[BEGIN Material supplied]
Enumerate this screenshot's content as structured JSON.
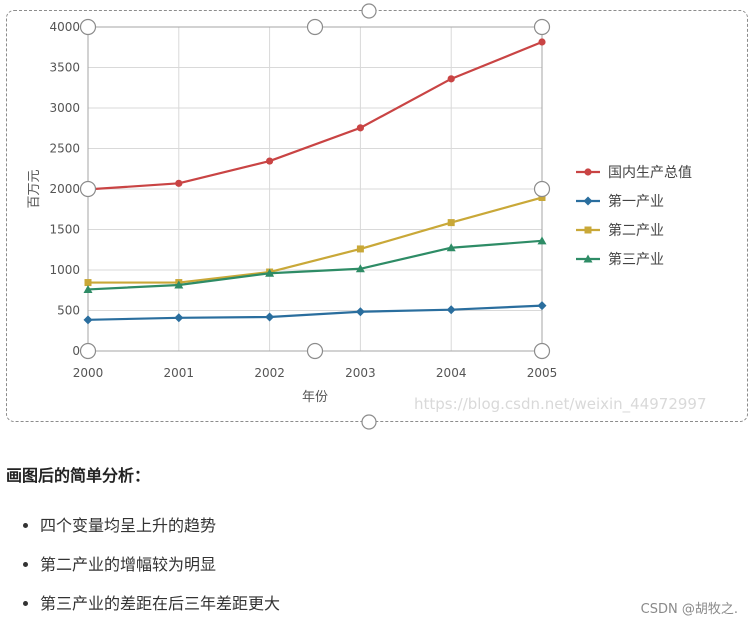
{
  "chart_data": {
    "type": "line",
    "x": [
      "2000",
      "2001",
      "2002",
      "2003",
      "2004",
      "2005"
    ],
    "xlabel": "年份",
    "ylabel": "百万元",
    "ylim": [
      0,
      4000
    ],
    "yticks": [
      0,
      500,
      1000,
      1500,
      2000,
      2500,
      3000,
      3500,
      4000
    ],
    "grid": true,
    "legend_position": "right",
    "series": [
      {
        "name": "国内生产总值",
        "color": "#c94444",
        "marker": "circle",
        "values": [
          1995,
          2070,
          2345,
          2755,
          3360,
          3815
        ]
      },
      {
        "name": "第一产业",
        "color": "#2a6e9e",
        "marker": "diamond",
        "values": [
          385,
          410,
          420,
          485,
          510,
          560
        ]
      },
      {
        "name": "第二产业",
        "color": "#c9a838",
        "marker": "square",
        "values": [
          845,
          845,
          975,
          1260,
          1585,
          1895
        ]
      },
      {
        "name": "第三产业",
        "color": "#2e8c66",
        "marker": "triangle",
        "values": [
          760,
          815,
          960,
          1015,
          1275,
          1360
        ]
      }
    ]
  },
  "watermark": "https://blog.csdn.net/weixin_44972997",
  "analysis": {
    "title": "画图后的简单分析：",
    "items": [
      "四个变量均呈上升的趋势",
      "第二产业的增幅较为明显",
      "第三产业的差距在后三年差距更大"
    ]
  },
  "footer_credit": "CSDN @胡牧之."
}
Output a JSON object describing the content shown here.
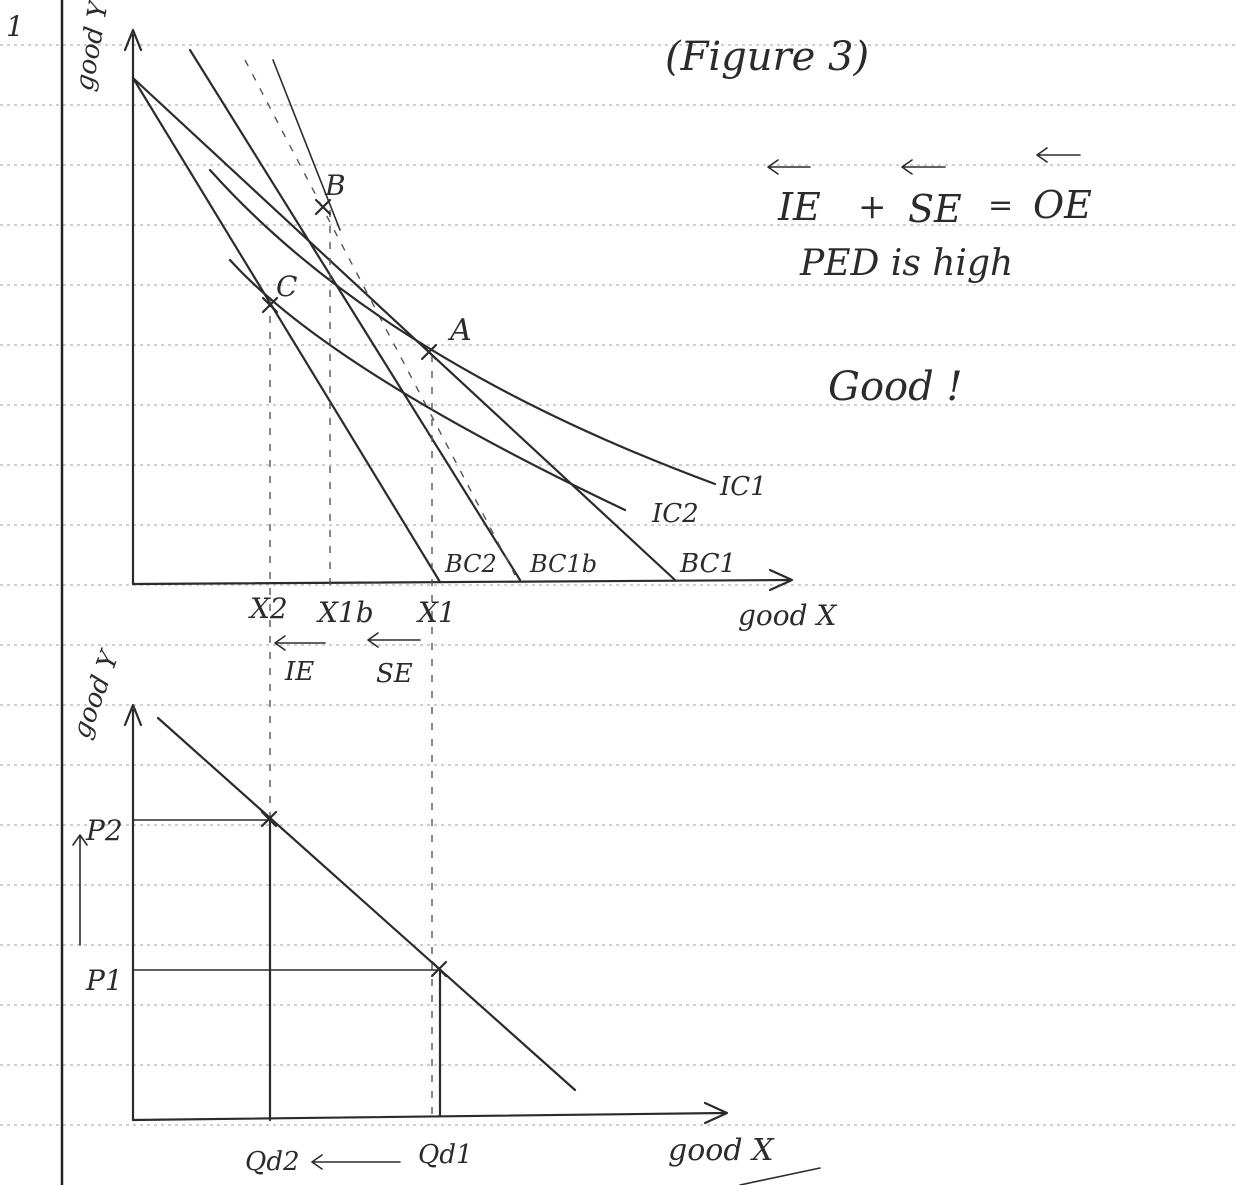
{
  "page": {
    "margin_number": "1",
    "figure_title": "(Figure 3)",
    "effects": {
      "ie_label": "IE",
      "plus_label": "+",
      "se_label": "SE",
      "equals_label": "=",
      "oe_label": "OE"
    },
    "ped_note": "PED is high",
    "teacher_comment": "Good !"
  },
  "top_graph": {
    "y_axis_label": "good Y",
    "x_axis_label": "good X",
    "points": {
      "a": "A",
      "b": "B",
      "c": "C"
    },
    "curves": {
      "ic1": "IC1",
      "ic2": "IC2",
      "bc1": "BC1",
      "bc1b": "BC1b",
      "bc2": "BC2"
    },
    "x_ticks": {
      "x2": "X2",
      "x1b": "X1b",
      "x1": "X1"
    },
    "under_axis": {
      "ie": "IE",
      "se": "SE"
    }
  },
  "bottom_graph": {
    "y_axis_label": "good Y",
    "x_axis_label": "good X",
    "price_labels": {
      "p2": "P2",
      "p1": "P1"
    },
    "quantity_labels": {
      "qd2": "Qd2",
      "qd1": "Qd1"
    }
  }
}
[END Material supplied]
• [Goal of the exercise] Output the records above exactly; leave out the pictures.

• [Solution for this exercise]
Enumerate this screenshot's content as structured JSON.
{
  "chart_data": {
    "type": "line",
    "x": [
      "2000",
      "2001",
      "2002",
      "2003",
      "2004",
      "2005"
    ],
    "xlabel": "年份",
    "ylabel": "百万元",
    "ylim": [
      0,
      4000
    ],
    "yticks": [
      0,
      500,
      1000,
      1500,
      2000,
      2500,
      3000,
      3500,
      4000
    ],
    "grid": true,
    "legend_position": "right",
    "series": [
      {
        "name": "国内生产总值",
        "color": "#c94444",
        "marker": "circle",
        "values": [
          1995,
          2070,
          2345,
          2755,
          3360,
          3815
        ]
      },
      {
        "name": "第一产业",
        "color": "#2a6e9e",
        "marker": "diamond",
        "values": [
          385,
          410,
          420,
          485,
          510,
          560
        ]
      },
      {
        "name": "第二产业",
        "color": "#c9a838",
        "marker": "square",
        "values": [
          845,
          845,
          975,
          1260,
          1585,
          1895
        ]
      },
      {
        "name": "第三产业",
        "color": "#2e8c66",
        "marker": "triangle",
        "values": [
          760,
          815,
          960,
          1015,
          1275,
          1360
        ]
      }
    ]
  },
  "watermark": "https://blog.csdn.net/weixin_44972997",
  "analysis": {
    "title": "画图后的简单分析：",
    "items": [
      "四个变量均呈上升的趋势",
      "第二产业的增幅较为明显",
      "第三产业的差距在后三年差距更大"
    ]
  },
  "footer_credit": "CSDN @胡牧之."
}
Output a JSON object describing the content shown here.
{
  "page": {
    "margin_number": "1",
    "figure_title": "(Figure 3)",
    "effects": {
      "ie_label": "IE",
      "plus_label": "+",
      "se_label": "SE",
      "equals_label": "=",
      "oe_label": "OE"
    },
    "ped_note": "PED is high",
    "teacher_comment": "Good !"
  },
  "top_graph": {
    "y_axis_label": "good Y",
    "x_axis_label": "good X",
    "points": {
      "a": "A",
      "b": "B",
      "c": "C"
    },
    "curves": {
      "ic1": "IC1",
      "ic2": "IC2",
      "bc1": "BC1",
      "bc1b": "BC1b",
      "bc2": "BC2"
    },
    "x_ticks": {
      "x2": "X2",
      "x1b": "X1b",
      "x1": "X1"
    },
    "under_axis": {
      "ie": "IE",
      "se": "SE"
    }
  },
  "bottom_graph": {
    "y_axis_label": "good Y",
    "x_axis_label": "good X",
    "price_labels": {
      "p2": "P2",
      "p1": "P1"
    },
    "quantity_labels": {
      "qd2": "Qd2",
      "qd1": "Qd1"
    }
  }
}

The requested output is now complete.